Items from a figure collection
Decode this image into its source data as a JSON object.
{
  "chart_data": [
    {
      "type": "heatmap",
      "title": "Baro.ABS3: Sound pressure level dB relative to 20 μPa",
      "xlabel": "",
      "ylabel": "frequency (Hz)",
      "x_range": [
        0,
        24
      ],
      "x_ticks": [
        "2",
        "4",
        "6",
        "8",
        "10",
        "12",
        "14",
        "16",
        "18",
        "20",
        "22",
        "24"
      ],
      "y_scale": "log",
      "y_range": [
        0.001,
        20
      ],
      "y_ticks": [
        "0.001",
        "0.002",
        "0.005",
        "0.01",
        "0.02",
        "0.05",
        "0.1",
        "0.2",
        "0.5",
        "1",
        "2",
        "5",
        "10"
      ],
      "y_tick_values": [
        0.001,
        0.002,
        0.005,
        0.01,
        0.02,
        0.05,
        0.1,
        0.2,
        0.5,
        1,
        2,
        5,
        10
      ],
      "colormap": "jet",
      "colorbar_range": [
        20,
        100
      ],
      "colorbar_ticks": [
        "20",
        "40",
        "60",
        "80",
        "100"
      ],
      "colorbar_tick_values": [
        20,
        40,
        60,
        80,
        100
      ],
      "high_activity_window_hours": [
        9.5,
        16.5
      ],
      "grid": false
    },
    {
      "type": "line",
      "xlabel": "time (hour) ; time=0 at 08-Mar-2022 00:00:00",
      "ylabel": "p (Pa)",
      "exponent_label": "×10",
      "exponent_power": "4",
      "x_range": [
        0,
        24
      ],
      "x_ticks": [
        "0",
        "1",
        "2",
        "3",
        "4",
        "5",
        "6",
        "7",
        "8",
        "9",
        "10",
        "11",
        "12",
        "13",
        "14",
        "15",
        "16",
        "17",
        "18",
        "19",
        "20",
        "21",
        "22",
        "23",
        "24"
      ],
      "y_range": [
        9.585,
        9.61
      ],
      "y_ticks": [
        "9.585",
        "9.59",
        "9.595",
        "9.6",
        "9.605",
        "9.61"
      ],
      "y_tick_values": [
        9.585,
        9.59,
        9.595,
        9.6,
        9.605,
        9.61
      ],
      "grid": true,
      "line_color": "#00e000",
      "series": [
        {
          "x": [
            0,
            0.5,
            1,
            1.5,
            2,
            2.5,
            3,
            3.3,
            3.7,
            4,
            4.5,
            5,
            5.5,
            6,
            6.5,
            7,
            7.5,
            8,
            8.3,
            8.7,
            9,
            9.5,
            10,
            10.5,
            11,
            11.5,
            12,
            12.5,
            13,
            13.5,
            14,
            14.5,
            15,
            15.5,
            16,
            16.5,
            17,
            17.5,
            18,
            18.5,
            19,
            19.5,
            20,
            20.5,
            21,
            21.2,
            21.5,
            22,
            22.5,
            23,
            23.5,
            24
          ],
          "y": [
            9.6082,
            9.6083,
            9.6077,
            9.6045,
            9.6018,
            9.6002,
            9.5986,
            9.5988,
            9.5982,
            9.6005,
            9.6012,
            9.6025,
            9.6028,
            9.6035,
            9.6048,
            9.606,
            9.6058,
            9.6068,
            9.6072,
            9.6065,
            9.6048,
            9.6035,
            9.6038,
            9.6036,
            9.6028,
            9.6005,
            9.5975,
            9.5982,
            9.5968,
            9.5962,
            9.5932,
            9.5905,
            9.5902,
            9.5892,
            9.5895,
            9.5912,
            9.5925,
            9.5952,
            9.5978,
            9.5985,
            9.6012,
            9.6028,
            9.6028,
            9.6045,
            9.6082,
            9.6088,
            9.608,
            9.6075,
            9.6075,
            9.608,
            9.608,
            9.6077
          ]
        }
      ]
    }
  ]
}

*What to produce:* Copy each record from above exactly, and include every line.

*Solution to the problem:*
Decode this image into its source data as a JSON object.
{
  "chart_data": [
    {
      "type": "heatmap",
      "title": "Baro.ABS3: Sound pressure level dB relative to 20 μPa",
      "xlabel": "",
      "ylabel": "frequency (Hz)",
      "x_range": [
        0,
        24
      ],
      "x_ticks": [
        "2",
        "4",
        "6",
        "8",
        "10",
        "12",
        "14",
        "16",
        "18",
        "20",
        "22",
        "24"
      ],
      "y_scale": "log",
      "y_range": [
        0.001,
        20
      ],
      "y_ticks": [
        "0.001",
        "0.002",
        "0.005",
        "0.01",
        "0.02",
        "0.05",
        "0.1",
        "0.2",
        "0.5",
        "1",
        "2",
        "5",
        "10"
      ],
      "y_tick_values": [
        0.001,
        0.002,
        0.005,
        0.01,
        0.02,
        0.05,
        0.1,
        0.2,
        0.5,
        1,
        2,
        5,
        10
      ],
      "colormap": "jet",
      "colorbar_range": [
        20,
        100
      ],
      "colorbar_ticks": [
        "20",
        "40",
        "60",
        "80",
        "100"
      ],
      "colorbar_tick_values": [
        20,
        40,
        60,
        80,
        100
      ],
      "high_activity_window_hours": [
        9.5,
        16.5
      ],
      "grid": false
    },
    {
      "type": "line",
      "xlabel": "time (hour) ; time=0 at 08-Mar-2022 00:00:00",
      "ylabel": "p (Pa)",
      "exponent_label": "×10",
      "exponent_power": "4",
      "x_range": [
        0,
        24
      ],
      "x_ticks": [
        "0",
        "1",
        "2",
        "3",
        "4",
        "5",
        "6",
        "7",
        "8",
        "9",
        "10",
        "11",
        "12",
        "13",
        "14",
        "15",
        "16",
        "17",
        "18",
        "19",
        "20",
        "21",
        "22",
        "23",
        "24"
      ],
      "y_range": [
        9.585,
        9.61
      ],
      "y_ticks": [
        "9.585",
        "9.59",
        "9.595",
        "9.6",
        "9.605",
        "9.61"
      ],
      "y_tick_values": [
        9.585,
        9.59,
        9.595,
        9.6,
        9.605,
        9.61
      ],
      "grid": true,
      "line_color": "#00e000",
      "series": [
        {
          "x": [
            0,
            0.5,
            1,
            1.5,
            2,
            2.5,
            3,
            3.3,
            3.7,
            4,
            4.5,
            5,
            5.5,
            6,
            6.5,
            7,
            7.5,
            8,
            8.3,
            8.7,
            9,
            9.5,
            10,
            10.5,
            11,
            11.5,
            12,
            12.5,
            13,
            13.5,
            14,
            14.5,
            15,
            15.5,
            16,
            16.5,
            17,
            17.5,
            18,
            18.5,
            19,
            19.5,
            20,
            20.5,
            21,
            21.2,
            21.5,
            22,
            22.5,
            23,
            23.5,
            24
          ],
          "y": [
            9.6082,
            9.6083,
            9.6077,
            9.6045,
            9.6018,
            9.6002,
            9.5986,
            9.5988,
            9.5982,
            9.6005,
            9.6012,
            9.6025,
            9.6028,
            9.6035,
            9.6048,
            9.606,
            9.6058,
            9.6068,
            9.6072,
            9.6065,
            9.6048,
            9.6035,
            9.6038,
            9.6036,
            9.6028,
            9.6005,
            9.5975,
            9.5982,
            9.5968,
            9.5962,
            9.5932,
            9.5905,
            9.5902,
            9.5892,
            9.5895,
            9.5912,
            9.5925,
            9.5952,
            9.5978,
            9.5985,
            9.6012,
            9.6028,
            9.6028,
            9.6045,
            9.6082,
            9.6088,
            9.608,
            9.6075,
            9.6075,
            9.608,
            9.608,
            9.6077
          ]
        }
      ]
    }
  ]
}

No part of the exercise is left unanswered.